───── RECORDS SHOWN

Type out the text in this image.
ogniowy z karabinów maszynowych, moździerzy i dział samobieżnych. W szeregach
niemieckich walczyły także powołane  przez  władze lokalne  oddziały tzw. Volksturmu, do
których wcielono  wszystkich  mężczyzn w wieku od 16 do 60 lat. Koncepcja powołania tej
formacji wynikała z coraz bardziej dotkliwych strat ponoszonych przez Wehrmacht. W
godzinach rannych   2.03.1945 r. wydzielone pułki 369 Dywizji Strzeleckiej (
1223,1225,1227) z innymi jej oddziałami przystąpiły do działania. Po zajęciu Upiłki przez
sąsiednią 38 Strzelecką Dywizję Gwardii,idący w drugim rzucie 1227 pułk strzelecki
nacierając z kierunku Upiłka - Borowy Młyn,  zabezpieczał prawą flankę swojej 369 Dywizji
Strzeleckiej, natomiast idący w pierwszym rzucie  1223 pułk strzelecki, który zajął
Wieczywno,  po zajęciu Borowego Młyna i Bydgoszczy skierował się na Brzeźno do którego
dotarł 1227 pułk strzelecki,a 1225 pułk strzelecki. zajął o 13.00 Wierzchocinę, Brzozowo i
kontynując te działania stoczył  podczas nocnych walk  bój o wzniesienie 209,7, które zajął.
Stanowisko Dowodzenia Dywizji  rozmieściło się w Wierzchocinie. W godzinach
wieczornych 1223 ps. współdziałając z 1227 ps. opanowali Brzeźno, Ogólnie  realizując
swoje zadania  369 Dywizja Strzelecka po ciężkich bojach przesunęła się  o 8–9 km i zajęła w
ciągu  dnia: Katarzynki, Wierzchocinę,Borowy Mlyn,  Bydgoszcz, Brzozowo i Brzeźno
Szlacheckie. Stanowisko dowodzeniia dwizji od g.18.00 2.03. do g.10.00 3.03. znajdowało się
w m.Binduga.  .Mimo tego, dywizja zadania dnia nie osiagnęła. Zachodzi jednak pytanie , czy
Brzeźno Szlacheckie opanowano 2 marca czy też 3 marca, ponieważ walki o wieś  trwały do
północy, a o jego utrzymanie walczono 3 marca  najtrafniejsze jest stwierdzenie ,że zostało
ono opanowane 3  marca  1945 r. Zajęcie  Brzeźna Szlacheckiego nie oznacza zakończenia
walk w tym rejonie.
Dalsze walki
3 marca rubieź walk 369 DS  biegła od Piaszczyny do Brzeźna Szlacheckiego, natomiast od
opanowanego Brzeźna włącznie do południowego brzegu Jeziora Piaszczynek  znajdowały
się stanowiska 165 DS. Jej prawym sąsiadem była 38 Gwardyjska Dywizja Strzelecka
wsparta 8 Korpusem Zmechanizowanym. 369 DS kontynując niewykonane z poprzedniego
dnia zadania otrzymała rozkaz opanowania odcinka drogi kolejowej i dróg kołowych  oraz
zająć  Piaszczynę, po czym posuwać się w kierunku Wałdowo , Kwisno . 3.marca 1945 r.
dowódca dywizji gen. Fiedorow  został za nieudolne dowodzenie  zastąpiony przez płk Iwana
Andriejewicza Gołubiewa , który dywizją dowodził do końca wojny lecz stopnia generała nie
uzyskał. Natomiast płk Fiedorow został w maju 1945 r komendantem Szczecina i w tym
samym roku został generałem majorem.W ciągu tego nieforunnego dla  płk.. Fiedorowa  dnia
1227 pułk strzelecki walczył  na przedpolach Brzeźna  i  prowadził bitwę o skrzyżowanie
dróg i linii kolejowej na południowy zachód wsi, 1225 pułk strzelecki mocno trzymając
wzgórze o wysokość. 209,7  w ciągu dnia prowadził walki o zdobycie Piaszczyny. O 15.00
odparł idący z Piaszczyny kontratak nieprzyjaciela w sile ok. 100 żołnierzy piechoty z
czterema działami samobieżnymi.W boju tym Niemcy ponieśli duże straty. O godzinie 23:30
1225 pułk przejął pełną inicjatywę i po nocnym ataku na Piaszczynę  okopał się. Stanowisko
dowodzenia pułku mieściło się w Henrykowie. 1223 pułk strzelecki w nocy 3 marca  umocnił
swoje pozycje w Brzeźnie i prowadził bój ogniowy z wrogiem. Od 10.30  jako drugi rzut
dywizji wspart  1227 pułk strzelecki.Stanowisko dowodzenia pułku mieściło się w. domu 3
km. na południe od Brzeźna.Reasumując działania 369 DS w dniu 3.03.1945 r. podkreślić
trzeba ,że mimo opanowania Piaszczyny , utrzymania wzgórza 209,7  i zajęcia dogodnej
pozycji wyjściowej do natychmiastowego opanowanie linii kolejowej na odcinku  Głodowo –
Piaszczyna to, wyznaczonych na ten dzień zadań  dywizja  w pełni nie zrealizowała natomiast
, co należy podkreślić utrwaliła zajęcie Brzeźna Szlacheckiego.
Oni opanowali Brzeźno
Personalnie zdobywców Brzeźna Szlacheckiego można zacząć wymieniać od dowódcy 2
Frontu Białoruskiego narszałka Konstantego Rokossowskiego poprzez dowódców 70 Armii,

──────────

## BRIEF
Using the listing above, pull out all lines that hold the word "kierunku".

## CORRECT RESPONSE
nacierając z kierunku Upiłka - Borowy Młyn,  zabezpieczał prawą flankę swojej 369 Dywizji
zająć  Piaszczynę, po czym posuwać się w kierunku Wałdowo , Kwisno . 3.marca 1945 r.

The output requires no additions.